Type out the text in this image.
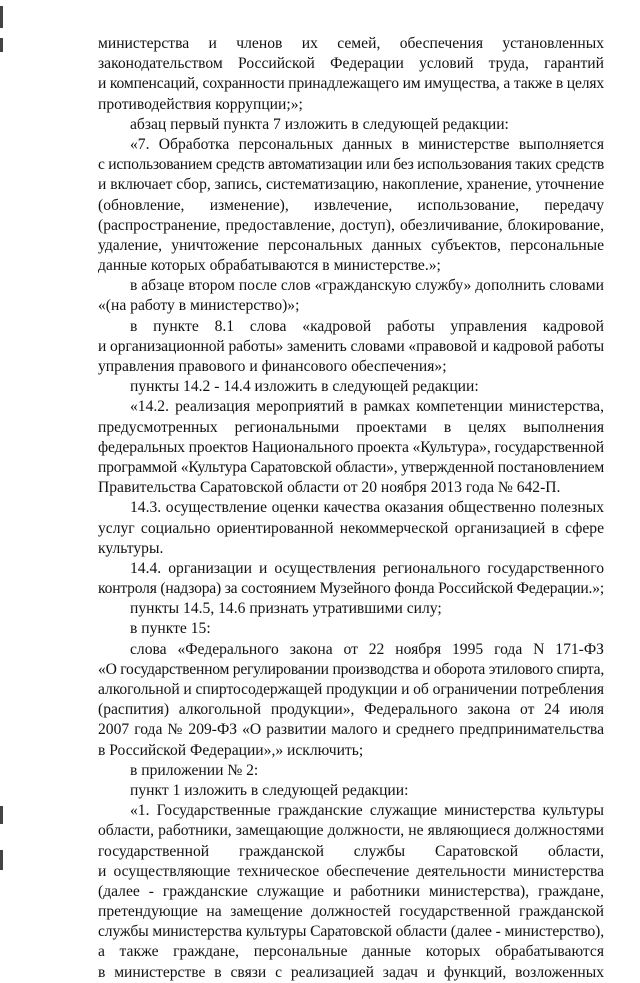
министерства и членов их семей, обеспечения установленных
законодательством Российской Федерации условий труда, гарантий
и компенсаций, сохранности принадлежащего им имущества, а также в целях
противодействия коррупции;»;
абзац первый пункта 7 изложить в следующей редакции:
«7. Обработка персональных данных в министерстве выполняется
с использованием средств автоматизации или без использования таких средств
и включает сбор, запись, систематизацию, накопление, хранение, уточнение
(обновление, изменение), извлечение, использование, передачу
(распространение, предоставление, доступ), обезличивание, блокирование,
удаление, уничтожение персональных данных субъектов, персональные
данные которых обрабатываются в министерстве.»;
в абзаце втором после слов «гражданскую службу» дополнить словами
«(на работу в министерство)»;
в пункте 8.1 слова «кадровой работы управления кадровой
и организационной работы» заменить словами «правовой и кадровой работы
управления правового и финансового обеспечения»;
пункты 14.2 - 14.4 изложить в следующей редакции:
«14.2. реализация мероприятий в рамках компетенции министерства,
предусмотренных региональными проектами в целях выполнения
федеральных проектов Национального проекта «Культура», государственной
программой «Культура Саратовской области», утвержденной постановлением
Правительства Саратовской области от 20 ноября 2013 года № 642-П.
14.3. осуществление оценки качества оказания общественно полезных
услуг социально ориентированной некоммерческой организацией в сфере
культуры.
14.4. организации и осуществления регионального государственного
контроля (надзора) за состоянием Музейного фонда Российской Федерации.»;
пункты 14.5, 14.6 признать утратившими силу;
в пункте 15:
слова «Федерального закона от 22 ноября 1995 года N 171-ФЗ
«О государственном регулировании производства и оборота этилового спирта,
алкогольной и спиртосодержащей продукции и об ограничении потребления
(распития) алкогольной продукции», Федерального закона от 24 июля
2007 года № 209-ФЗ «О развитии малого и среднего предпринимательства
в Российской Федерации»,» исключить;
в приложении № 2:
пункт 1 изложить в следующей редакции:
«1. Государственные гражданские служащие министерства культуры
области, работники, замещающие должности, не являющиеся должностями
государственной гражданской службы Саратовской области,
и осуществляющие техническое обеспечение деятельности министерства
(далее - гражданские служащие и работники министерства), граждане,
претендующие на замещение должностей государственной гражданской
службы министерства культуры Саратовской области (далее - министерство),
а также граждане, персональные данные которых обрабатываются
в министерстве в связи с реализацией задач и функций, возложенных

Stated exercise
Reproduce the listing word for word and omit its pictures.

Solution to the exercise
Type out the text in this image.
министерства и членов их семей, обеспечения установленных
законодательством Российской Федерации условий труда, гарантий
и компенсаций, сохранности принадлежащего им имущества, а также в целях
противодействия коррупции;»;
абзац первый пункта 7 изложить в следующей редакции:
«7. Обработка персональных данных в министерстве выполняется
с использованием средств автоматизации или без использования таких средств
и включает сбор, запись, систематизацию, накопление, хранение, уточнение
(обновление, изменение), извлечение, использование, передачу
(распространение, предоставление, доступ), обезличивание, блокирование,
удаление, уничтожение персональных данных субъектов, персональные
данные которых обрабатываются в министерстве.»;
в абзаце втором после слов «гражданскую службу» дополнить словами
«(на работу в министерство)»;
в пункте 8.1 слова «кадровой работы управления кадровой
и организационной работы» заменить словами «правовой и кадровой работы
управления правового и финансового обеспечения»;
пункты 14.2 - 14.4 изложить в следующей редакции:
«14.2. реализация мероприятий в рамках компетенции министерства,
предусмотренных региональными проектами в целях выполнения
федеральных проектов Национального проекта «Культура», государственной
программой «Культура Саратовской области», утвержденной постановлением
Правительства Саратовской области от 20 ноября 2013 года № 642-П.
14.3. осуществление оценки качества оказания общественно полезных
услуг социально ориентированной некоммерческой организацией в сфере
культуры.
14.4. организации и осуществления регионального государственного
контроля (надзора) за состоянием Музейного фонда Российской Федерации.»;
пункты 14.5, 14.6 признать утратившими силу;
в пункте 15:
слова «Федерального закона от 22 ноября 1995 года N 171-ФЗ
«О государственном регулировании производства и оборота этилового спирта,
алкогольной и спиртосодержащей продукции и об ограничении потребления
(распития) алкогольной продукции», Федерального закона от 24 июля
2007 года № 209-ФЗ «О развитии малого и среднего предпринимательства
в Российской Федерации»,» исключить;
в приложении № 2:
пункт 1 изложить в следующей редакции:
«1. Государственные гражданские служащие министерства культуры
области, работники, замещающие должности, не являющиеся должностями
государственной гражданской службы Саратовской области,
и осуществляющие техническое обеспечение деятельности министерства
(далее - гражданские служащие и работники министерства), граждане,
претендующие на замещение должностей государственной гражданской
службы министерства культуры Саратовской области (далее - министерство),
а также граждане, персональные данные которых обрабатываются
в министерстве в связи с реализацией задач и функций, возложенных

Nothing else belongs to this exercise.